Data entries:
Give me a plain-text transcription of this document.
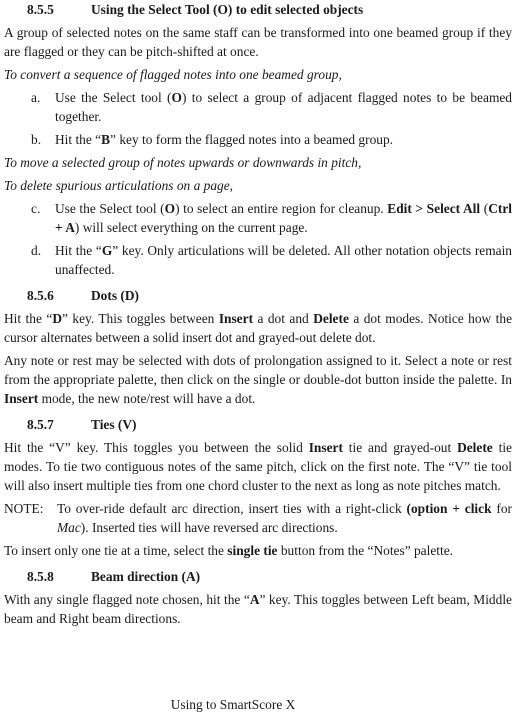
8.5.5	Using the Select Tool (O) to edit selected objects

A group of selected notes on the same staff can be transformed into one beamed group if they are flagged or they can be pitch-shifted at once.

To convert a sequence of flagged notes into one beamed group,

a. Use the Select tool (O) to select a group of adjacent flagged notes to be beamed together.

b. Hit the “B” key to form the flagged notes into a beamed group.

To move a selected group of notes upwards or downwards in pitch,

To delete spurious articulations on a page,

c. Use the Select tool (O) to select an entire region for cleanup. Edit > Select All (Ctrl + A) will select everything on the current page.

d. Hit the “G” key. Only articulations will be deleted. All other notation objects remain unaffected.

8.5.6	Dots (D)

Hit the “D” key. This toggles between Insert a dot and Delete a dot modes. Notice how the cursor alternates between a solid insert dot and grayed-out delete dot.

Any note or rest may be selected with dots of prolongation assigned to it. Select a note or rest from the appropriate palette, then click on the single or double-dot button inside the palette. In Insert mode, the new note/rest will have a dot.

8.5.7	Ties (V)

Hit the “V” key. This toggles you between the solid Insert tie and grayed-out Delete tie modes. To tie two contiguous notes of the same pitch, click on the first note. The “V” tie tool will also insert multiple ties from one chord cluster to the next as long as note pitches match.

NOTE: To over-ride default arc direction, insert ties with a right-click (option + click for Mac). Inserted ties will have reversed arc directions.

To insert only one tie at a time, select the single tie button from the “Notes” palette.

8.5.8	Beam direction (A)

With any single flagged note chosen, hit the “A” key. This toggles between Left beam, Middle beam and Right beam directions.

Using to SmartScore X
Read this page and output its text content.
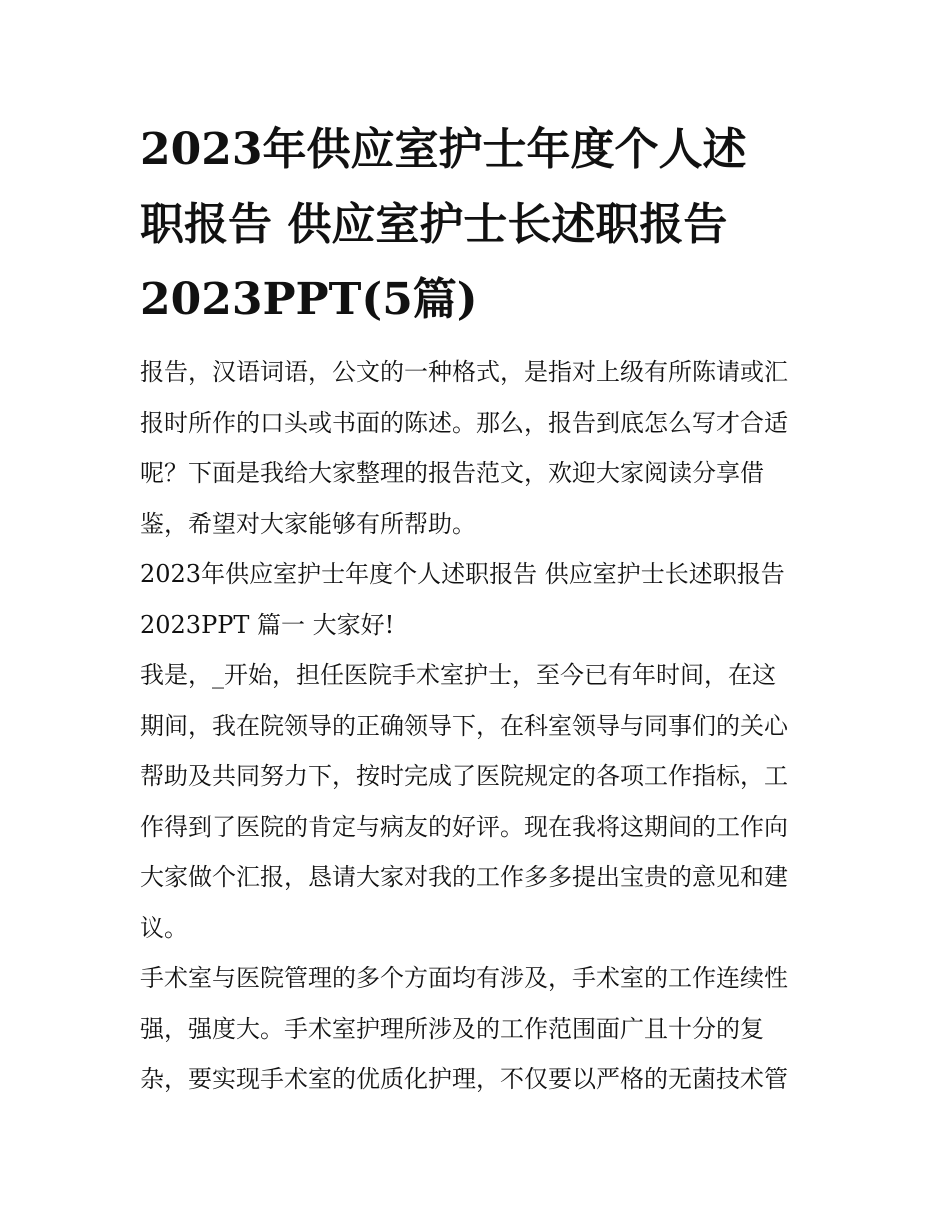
2023年供应室护士年度个人述
职报告 供应室护士长述职报告
2023PPT(5篇)

报告，汉语词语，公文的一种格式，是指对上级有所陈请或汇
报时所作的口头或书面的陈述。那么，报告到底怎么写才合适
呢？下面是我给大家整理的报告范文，欢迎大家阅读分享借
鉴，希望对大家能够有所帮助。

2023年供应室护士年度个人述职报告 供应室护士长述职报告
2023PPT 篇一 大家好!

我是，_开始，担任医院手术室护士，至今已有年时间，在这
期间，我在院领导的正确领导下，在科室领导与同事们的关心
帮助及共同努力下，按时完成了医院规定的各项工作指标，工
作得到了医院的肯定与病友的好评。现在我将这期间的工作向
大家做个汇报，恳请大家对我的工作多多提出宝贵的意见和建
议。

手术室与医院管理的多个方面均有涉及，手术室的工作连续性
强，强度大。手术室护理所涉及的工作范围面广且十分的复
杂，要实现手术室的优质化护理，不仅要以严格的无菌技术管
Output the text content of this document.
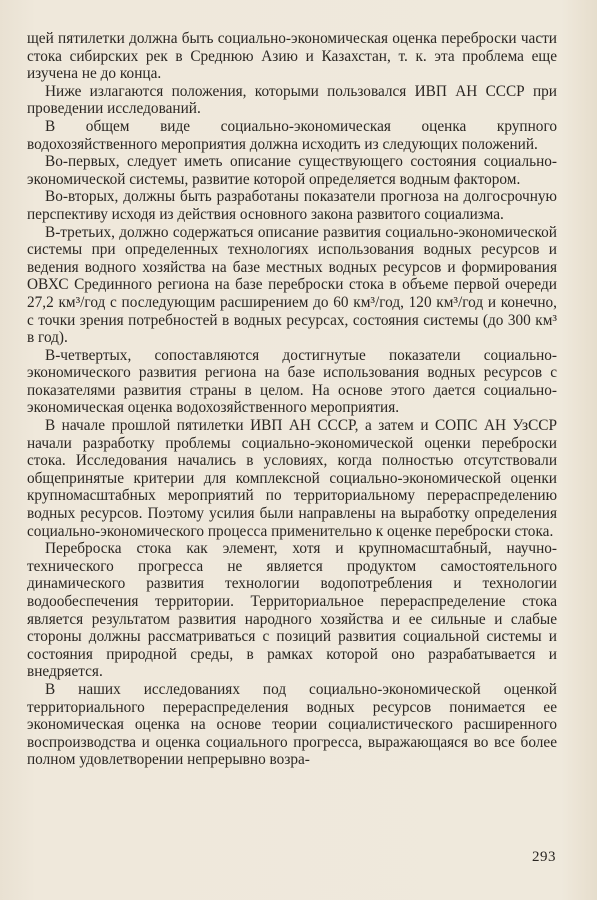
щей пятилетки должна быть социально-экономическая оценка переброски части стока сибирских рек в Среднюю Азию и Казахстан, т. к. эта проблема еще изучена не до конца.

Ниже излагаются положения, которыми пользовался ИВП АН СССР при проведении исследований.

В общем виде социально-экономическая оценка крупного водохозяйственного мероприятия должна исходить из следующих положений.

Во-первых, следует иметь описание существующего состояния социально-экономической системы, развитие которой определяется водным фактором.

Во-вторых, должны быть разработаны показатели прогноза на долгосрочную перспективу исходя из действия основного закона развитого социализма.

В-третьих, должно содержаться описание развития социально-экономической системы при определенных технологиях использования водных ресурсов и ведения водного хозяйства на базе местных водных ресурсов и формирования ОВХС Срединного региона на базе переброски стока в объеме первой очереди 27,2 км³/год с последующим расширением до 60 км³/год, 120 км³/год и конечно, с точки зрения потребностей в водных ресурсах, состояния системы (до 300 км³ в год).

В-четвертых, сопоставляются достигнутые показатели социально-экономического развития региона на базе использования водных ресурсов с показателями развития страны в целом. На основе этого дается социально-экономическая оценка водохозяйственного мероприятия.

В начале прошлой пятилетки ИВП АН СССР, а затем и СОПС АН УзССР начали разработку проблемы социально-экономической оценки переброски стока. Исследования начались в условиях, когда полностью отсутствовали общепринятые критерии для комплексной социально-экономической оценки крупномасштабных мероприятий по территориальному перераспределению водных ресурсов. Поэтому усилия были направлены на выработку определения социально-экономического процесса применительно к оценке переброски стока.

Переброска стока как элемент, хотя и крупномасштабный, научно-технического прогресса не является продуктом самостоятельного динамического развития технологии водопотребления и технологии водообеспечения территории. Территориальное перераспределение стока является результатом развития народного хозяйства и ее сильные и слабые стороны должны рассматриваться с позиций развития социальной системы и состояния природной среды, в рамках которой оно разрабатывается и внедряется.

В наших исследованиях под социально-экономической оценкой территориального перераспределения водных ресурсов понимается ее экономическая оценка на основе теории социалистического расширенного воспроизводства и оценка социального прогресса, выражающаяся во все более полном удовлетворении непрерывно возра-

293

Exercise description: Which lines above contain the word "group"? Copy each of them.

Solution for this task:
A group of selected notes on the same staff can be transformed into one beamed group if they are flagged or they can be pitch-shifted at once.
To convert a sequence of flagged notes into one beamed group,
a. Use the Select tool (O) to select a group of adjacent flagged notes to be beamed together.
b. Hit the “B” key to form the flagged notes into a beamed group.
To move a selected group of notes upwards or downwards in pitch,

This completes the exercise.